▸ **TASKS TO PERFORM**
(A) Reproduce the passage on The Art of McCartney word for word, from "The Art of McCartney" to "years to complete.".
(B) Name every member of McCartney's backing band that the passage on The Art of McCartney mentions.

▸ **READING PASSAGE**
— START —

The Art of McCartney is a tribute album to English musician Paul McCartney, released on November 18, 2014. The 42-song set covers McCartney's solo work, and his work with the Beatles and Wings, and features a wide range of artists such as Barry Gibb, Brian Wilson, the Cure, B.B. King, Bob Dylan, Willie Nelson, Alice Cooper, Smokey Robinson, and Kiss. According to producer Ralph Sall, the project took 11 years to complete.

Background
Sall originally came up with the project in 2003 when he worked with McCartney on reviving the song "A Love for You" from McCartney's sessions for the 1971 album, Ram, for the In-Laws soundtrack. Sall got the approval from McCartney to begin work on the project and began recording songs with McCartney's backing band which includes guitarists Rusty Anderson and Brian Ray, keyboardist Paul "Wix" Wickens and drummer Abe Laboriel Jr. It was then that Sall started to seek out other artists to cover McCartney's work; the Beach Boys' founding member Brian Wilson was the first to come on board, with his cover of McCartney's "Wanderlust".

— END —

▸ **SUPPLIED DATA**
— START —

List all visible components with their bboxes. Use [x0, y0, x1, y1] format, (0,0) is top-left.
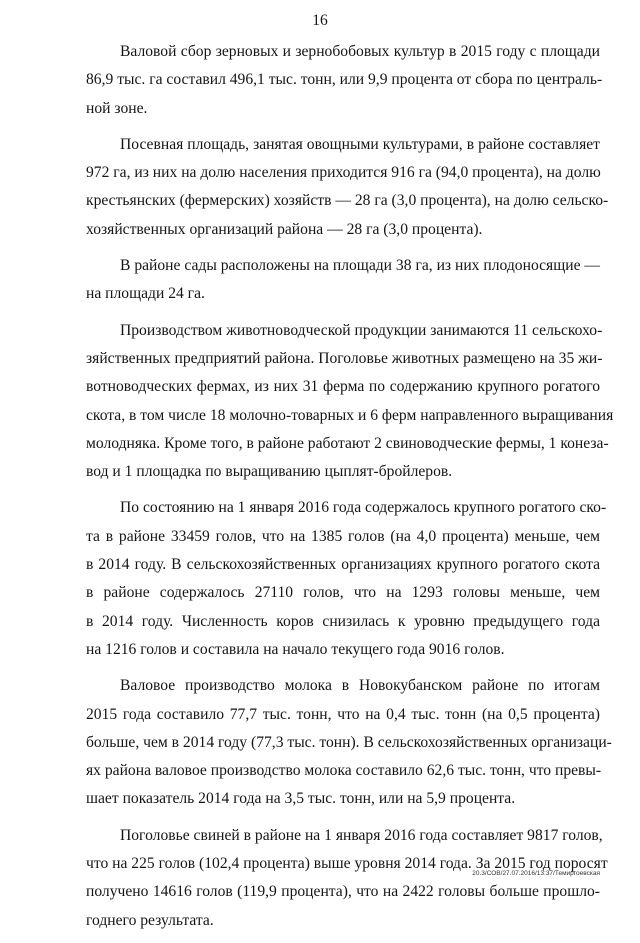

— END —

▸ **OUTPUTS IN ORDER**
(A)
The Art of McCartney is a tribute album to English musician Paul McCartney, released on November 18, 2014. The 42-song set covers McCartney's solo work, and his work with the Beatles and Wings, and features a wide range of artists such as Barry Gibb, Brian Wilson, the Cure, B.B. King, Bob Dylan, Willie Nelson, Alice Cooper, Smokey Robinson, and Kiss. According to producer Ralph Sall, the project took 11 years to complete.

(B)
Rusty Anderson
Brian Ray
Paul "Wix" Wickens
Abe Laboriel Jr.